What is required:
The entries below should be output exactly as written.

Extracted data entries
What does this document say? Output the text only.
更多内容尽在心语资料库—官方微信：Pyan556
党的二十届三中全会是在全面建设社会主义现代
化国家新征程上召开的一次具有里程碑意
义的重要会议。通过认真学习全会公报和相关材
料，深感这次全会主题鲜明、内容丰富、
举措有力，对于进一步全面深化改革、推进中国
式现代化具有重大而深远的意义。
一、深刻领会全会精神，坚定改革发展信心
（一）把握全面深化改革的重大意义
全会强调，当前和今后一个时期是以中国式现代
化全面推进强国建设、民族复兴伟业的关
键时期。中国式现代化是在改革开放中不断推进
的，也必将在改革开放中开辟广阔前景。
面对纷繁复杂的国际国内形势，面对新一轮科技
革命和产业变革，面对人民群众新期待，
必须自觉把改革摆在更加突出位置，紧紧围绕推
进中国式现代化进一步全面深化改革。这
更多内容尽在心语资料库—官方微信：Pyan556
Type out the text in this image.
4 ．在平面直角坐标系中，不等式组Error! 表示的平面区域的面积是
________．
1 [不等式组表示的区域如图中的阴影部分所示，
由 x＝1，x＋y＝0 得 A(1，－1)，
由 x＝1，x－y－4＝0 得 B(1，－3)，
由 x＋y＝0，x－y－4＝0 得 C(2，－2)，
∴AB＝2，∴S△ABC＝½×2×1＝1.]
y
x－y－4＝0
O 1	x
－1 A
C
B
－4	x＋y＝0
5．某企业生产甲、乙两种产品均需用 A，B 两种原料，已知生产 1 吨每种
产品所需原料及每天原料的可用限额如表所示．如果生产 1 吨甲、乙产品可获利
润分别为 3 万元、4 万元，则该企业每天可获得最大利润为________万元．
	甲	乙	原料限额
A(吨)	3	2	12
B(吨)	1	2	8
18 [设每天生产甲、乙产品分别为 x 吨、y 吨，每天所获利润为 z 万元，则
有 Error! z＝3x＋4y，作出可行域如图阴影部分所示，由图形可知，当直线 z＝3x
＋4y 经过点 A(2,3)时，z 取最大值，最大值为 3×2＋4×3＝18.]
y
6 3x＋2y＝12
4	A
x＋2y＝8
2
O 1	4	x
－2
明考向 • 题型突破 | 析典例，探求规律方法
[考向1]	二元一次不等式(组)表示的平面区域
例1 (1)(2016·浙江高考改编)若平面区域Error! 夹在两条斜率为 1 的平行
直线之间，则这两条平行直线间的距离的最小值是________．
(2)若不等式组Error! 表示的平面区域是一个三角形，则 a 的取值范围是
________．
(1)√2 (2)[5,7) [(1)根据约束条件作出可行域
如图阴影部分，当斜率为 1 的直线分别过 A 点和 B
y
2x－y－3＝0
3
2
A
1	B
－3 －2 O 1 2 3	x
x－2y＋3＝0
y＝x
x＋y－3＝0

Right answer:
What does this document say? Output the text only.
更多内容尽在心语资料库—官方微信：Pyan556
党的二十届三中全会是在全面建设社会主义现代
化国家新征程上召开的一次具有里程碑意
义的重要会议。通过认真学习全会公报和相关材
料，深感这次全会主题鲜明、内容丰富、
举措有力，对于进一步全面深化改革、推进中国
式现代化具有重大而深远的意义。
一、深刻领会全会精神，坚定改革发展信心
（一）把握全面深化改革的重大意义
全会强调，当前和今后一个时期是以中国式现代
化全面推进强国建设、民族复兴伟业的关
键时期。中国式现代化是在改革开放中不断推进
的，也必将在改革开放中开辟广阔前景。
面对纷繁复杂的国际国内形势，面对新一轮科技
革命和产业变革，面对人民群众新期待，
必须自觉把改革摆在更加突出位置，紧紧围绕推
进中国式现代化进一步全面深化改革。这
更多内容尽在心语资料库—官方微信：Pyan556
Type out the text in this image.
4 ．在平面直角坐标系中，不等式组Error! 表示的平面区域的面积是
________．
1 [不等式组表示的区域如图中的阴影部分所示，
由 x＝1，x＋y＝0 得 A(1，－1)，
由 x＝1，x－y－4＝0 得 B(1，－3)，
由 x＋y＝0，x－y－4＝0 得 C(2，－2)，
∴AB＝2，∴S△ABC＝½×2×1＝1.]
y
x－y－4＝0
O 1	x
－1 A
C
B
－4	x＋y＝0
5．某企业生产甲、乙两种产品均需用 A，B 两种原料，已知生产 1 吨每种
产品所需原料及每天原料的可用限额如表所示．如果生产 1 吨甲、乙产品可获利
润分别为 3 万元、4 万元，则该企业每天可获得最大利润为________万元．
	甲	乙	原料限额
A(吨)	3	2	12
B(吨)	1	2	8
18 [设每天生产甲、乙产品分别为 x 吨、y 吨，每天所获利润为 z 万元，则
有 Error! z＝3x＋4y，作出可行域如图阴影部分所示，由图形可知，当直线 z＝3x
＋4y 经过点 A(2,3)时，z 取最大值，最大值为 3×2＋4×3＝18.]
y
6 3x＋2y＝12
4	A
x＋2y＝8
2
O 1	4	x
－2
明考向 • 题型突破 | 析典例，探求规律方法
[考向1]	二元一次不等式(组)表示的平面区域
例1 (1)(2016·浙江高考改编)若平面区域Error! 夹在两条斜率为 1 的平行
直线之间，则这两条平行直线间的距离的最小值是________．
(2)若不等式组Error! 表示的平面区域是一个三角形，则 a 的取值范围是
________．
(1)√2 (2)[5,7) [(1)根据约束条件作出可行域
如图阴影部分，当斜率为 1 的直线分别过 A 点和 B
y
2x－y－3＝0
3
2
A
1	B
－3 －2 O 1 2 3	x
x－2y＋3＝0
y＝x
x＋y－3＝0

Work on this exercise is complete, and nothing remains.